SOURCE DATA:
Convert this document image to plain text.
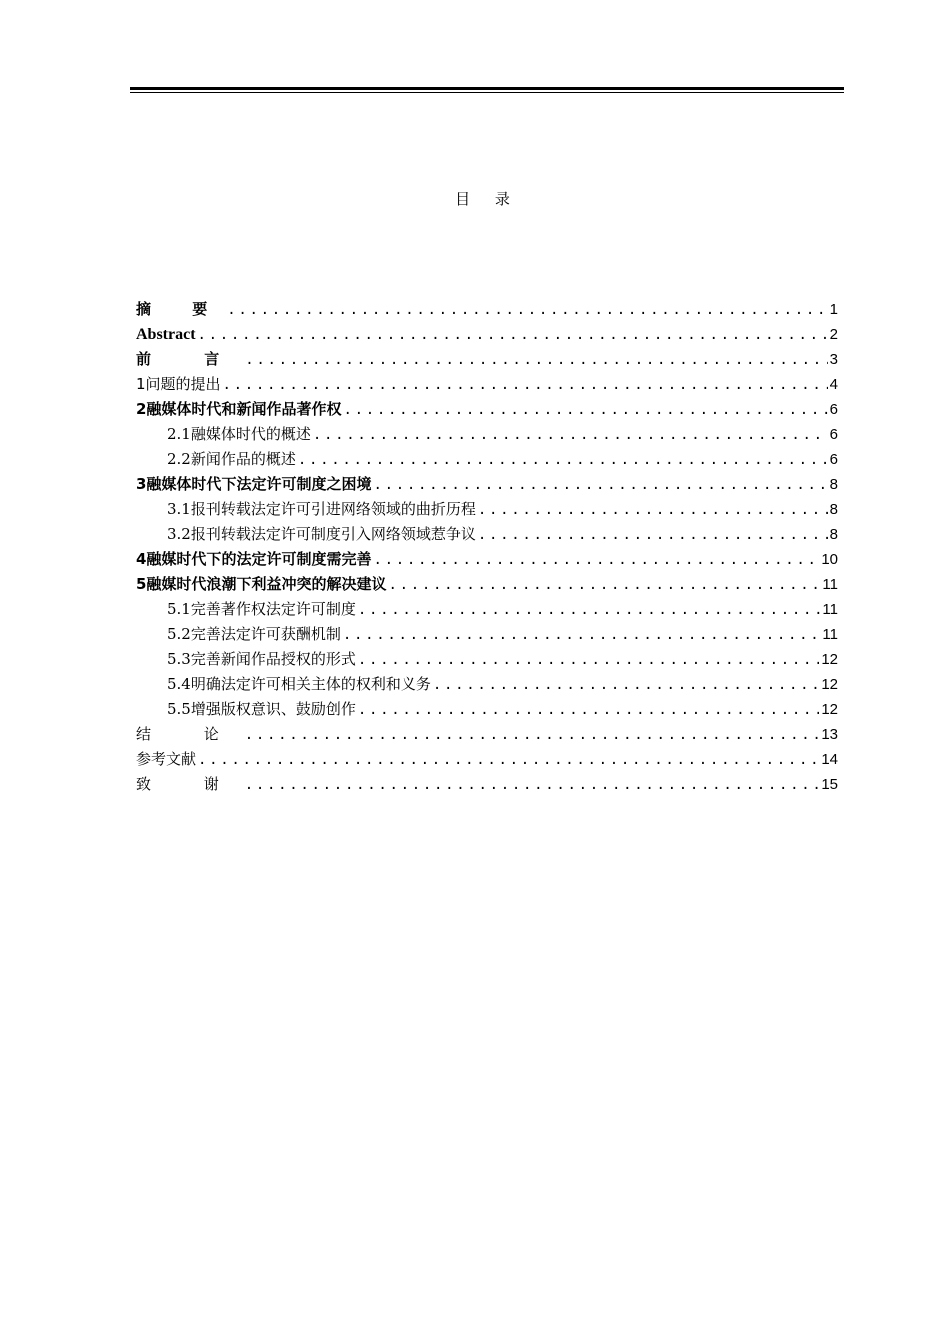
目 录
摘 要 .....	1
Abstract .....	2
前 言 .....	3
1问题的提出 .....	4
2融媒体时代和新闻作品著作权 .....	6
2.1融媒体时代的概述 .....	6
2.2新闻作品的概述 .....	6
3融媒体时代下法定许可制度之困境 .....	8
3.1报刊转载法定许可引进网络领域的曲折历程 .....	8
3.2报刊转载法定许可制度引入网络领域惹争议 .....	8
4融媒时代下的法定许可制度需完善 .....	10
5融媒时代浪潮下利益冲突的解决建议 .....	11
5.1完善著作权法定许可制度 .....	11
5.2完善法定许可获酬机制 .....	11
5.3完善新闻作品授权的形式 .....	12
5.4明确法定许可相关主体的权利和义务 .....	12
5.5增强版权意识、鼓励创作 .....	12
结 论 .....	13
参考文献 .....	14
致 谢 .....	15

OBJECTIVE:
Excluding the pictures, restate the records above word for word.

RESPONSE TO THIS TASK:
Convert this document image to plain text.
目 录
摘 要 .....	1
Abstract .....	2
前 言 .....	3
1问题的提出 .....	4
2融媒体时代和新闻作品著作权 .....	6
2.1融媒体时代的概述 .....	6
2.2新闻作品的概述 .....	6
3融媒体时代下法定许可制度之困境 .....	8
3.1报刊转载法定许可引进网络领域的曲折历程 .....	8
3.2报刊转载法定许可制度引入网络领域惹争议 .....	8
4融媒时代下的法定许可制度需完善 .....	10
5融媒时代浪潮下利益冲突的解决建议 .....	11
5.1完善著作权法定许可制度 .....	11
5.2完善法定许可获酬机制 .....	11
5.3完善新闻作品授权的形式 .....	12
5.4明确法定许可相关主体的权利和义务 .....	12
5.5增强版权意识、鼓励创作 .....	12
结 论 .....	13
参考文献 .....	14
致 谢 .....	15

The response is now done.